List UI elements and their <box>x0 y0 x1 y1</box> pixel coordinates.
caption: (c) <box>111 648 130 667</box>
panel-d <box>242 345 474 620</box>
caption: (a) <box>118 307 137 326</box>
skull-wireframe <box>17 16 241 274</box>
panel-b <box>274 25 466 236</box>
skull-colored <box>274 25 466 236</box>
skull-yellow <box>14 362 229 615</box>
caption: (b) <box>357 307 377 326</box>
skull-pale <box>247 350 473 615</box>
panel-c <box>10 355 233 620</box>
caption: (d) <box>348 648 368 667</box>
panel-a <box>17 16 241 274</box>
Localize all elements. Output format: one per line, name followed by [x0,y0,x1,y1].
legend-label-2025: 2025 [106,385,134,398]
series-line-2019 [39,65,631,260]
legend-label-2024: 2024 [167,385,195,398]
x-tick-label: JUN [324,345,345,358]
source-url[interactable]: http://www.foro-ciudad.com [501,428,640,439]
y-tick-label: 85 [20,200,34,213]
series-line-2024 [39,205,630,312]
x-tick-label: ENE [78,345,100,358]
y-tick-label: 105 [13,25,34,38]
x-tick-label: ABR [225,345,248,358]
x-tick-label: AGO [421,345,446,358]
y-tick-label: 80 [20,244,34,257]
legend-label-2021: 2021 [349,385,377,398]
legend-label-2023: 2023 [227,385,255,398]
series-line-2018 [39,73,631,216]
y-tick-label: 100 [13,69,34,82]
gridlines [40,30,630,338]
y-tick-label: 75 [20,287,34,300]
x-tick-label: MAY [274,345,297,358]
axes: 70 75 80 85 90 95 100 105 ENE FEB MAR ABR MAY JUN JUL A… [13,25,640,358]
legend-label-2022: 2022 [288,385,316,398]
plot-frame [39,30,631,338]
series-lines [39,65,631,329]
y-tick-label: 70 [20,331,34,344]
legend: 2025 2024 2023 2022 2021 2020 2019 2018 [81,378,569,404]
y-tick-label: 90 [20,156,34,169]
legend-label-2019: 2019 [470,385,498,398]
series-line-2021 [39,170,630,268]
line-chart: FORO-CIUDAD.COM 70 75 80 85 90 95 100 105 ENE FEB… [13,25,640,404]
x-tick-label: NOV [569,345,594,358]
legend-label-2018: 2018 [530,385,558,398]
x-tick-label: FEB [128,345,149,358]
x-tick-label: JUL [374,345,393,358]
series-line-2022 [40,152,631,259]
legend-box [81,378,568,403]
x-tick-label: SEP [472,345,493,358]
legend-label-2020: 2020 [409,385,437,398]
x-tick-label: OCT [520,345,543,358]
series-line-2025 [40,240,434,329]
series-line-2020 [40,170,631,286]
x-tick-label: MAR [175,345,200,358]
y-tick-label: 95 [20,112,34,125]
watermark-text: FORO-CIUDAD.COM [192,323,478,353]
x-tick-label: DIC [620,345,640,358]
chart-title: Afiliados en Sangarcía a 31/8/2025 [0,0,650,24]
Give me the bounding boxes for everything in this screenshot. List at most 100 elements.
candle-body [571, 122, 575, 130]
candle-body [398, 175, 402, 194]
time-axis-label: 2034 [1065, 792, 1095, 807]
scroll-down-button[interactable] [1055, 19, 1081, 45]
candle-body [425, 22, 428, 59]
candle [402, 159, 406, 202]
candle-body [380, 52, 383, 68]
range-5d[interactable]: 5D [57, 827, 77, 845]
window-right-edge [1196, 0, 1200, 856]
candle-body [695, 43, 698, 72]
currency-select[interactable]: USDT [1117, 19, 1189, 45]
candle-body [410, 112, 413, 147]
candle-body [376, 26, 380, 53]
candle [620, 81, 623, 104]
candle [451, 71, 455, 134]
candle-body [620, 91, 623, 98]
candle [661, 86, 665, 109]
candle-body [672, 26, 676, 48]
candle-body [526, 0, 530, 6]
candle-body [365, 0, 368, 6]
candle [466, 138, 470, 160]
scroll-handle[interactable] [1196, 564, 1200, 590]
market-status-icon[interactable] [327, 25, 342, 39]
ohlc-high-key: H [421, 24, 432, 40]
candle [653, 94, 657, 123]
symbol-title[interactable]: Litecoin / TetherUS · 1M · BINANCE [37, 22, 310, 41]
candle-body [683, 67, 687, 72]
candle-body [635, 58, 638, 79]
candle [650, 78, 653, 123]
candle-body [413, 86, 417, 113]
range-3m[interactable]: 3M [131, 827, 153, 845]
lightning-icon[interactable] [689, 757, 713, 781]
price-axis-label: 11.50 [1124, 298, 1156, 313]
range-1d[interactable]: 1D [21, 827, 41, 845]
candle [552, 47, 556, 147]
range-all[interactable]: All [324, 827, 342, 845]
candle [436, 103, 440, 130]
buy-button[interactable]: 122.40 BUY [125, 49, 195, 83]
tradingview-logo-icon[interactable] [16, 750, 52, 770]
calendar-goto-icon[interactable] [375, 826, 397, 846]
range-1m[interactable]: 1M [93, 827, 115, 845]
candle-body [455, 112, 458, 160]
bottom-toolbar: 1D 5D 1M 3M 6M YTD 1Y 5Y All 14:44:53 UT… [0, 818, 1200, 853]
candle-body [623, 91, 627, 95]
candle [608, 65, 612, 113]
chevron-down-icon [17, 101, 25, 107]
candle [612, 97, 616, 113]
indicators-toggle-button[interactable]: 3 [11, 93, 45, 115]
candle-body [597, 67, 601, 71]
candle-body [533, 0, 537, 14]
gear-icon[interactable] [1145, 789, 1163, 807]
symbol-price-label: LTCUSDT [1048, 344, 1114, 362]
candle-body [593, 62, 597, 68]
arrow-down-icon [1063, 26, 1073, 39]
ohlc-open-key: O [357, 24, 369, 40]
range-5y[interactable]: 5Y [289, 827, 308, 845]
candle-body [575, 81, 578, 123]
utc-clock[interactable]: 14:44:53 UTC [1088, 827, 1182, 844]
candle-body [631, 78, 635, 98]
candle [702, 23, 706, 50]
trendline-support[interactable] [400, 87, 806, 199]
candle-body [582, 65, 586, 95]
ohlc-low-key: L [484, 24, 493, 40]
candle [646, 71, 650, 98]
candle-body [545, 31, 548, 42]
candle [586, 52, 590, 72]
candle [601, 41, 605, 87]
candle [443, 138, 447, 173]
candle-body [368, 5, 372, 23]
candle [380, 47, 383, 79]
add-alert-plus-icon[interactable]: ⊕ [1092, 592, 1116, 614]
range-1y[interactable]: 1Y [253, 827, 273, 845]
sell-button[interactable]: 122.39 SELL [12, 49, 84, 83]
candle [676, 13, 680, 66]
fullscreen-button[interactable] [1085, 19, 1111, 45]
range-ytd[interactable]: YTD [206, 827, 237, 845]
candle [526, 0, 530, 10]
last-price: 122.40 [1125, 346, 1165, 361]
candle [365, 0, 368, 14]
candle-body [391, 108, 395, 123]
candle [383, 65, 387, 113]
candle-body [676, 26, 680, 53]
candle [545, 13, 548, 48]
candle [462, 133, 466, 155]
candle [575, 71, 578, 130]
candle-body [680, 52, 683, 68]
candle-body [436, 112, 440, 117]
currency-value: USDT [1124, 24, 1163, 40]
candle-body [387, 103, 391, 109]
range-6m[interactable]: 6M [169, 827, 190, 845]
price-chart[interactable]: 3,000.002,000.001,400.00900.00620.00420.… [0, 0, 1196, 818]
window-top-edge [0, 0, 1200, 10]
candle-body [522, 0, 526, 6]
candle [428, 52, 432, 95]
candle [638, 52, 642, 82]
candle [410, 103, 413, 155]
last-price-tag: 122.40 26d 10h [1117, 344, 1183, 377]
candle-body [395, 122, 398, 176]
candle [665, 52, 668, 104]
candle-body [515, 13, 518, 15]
◆ ◆ ◆ ◆ ◆ ◆ ◆
#### Instructions to follow
Count the lines of the entries above that contain the string "edge", and give only that number.

#### Solution
2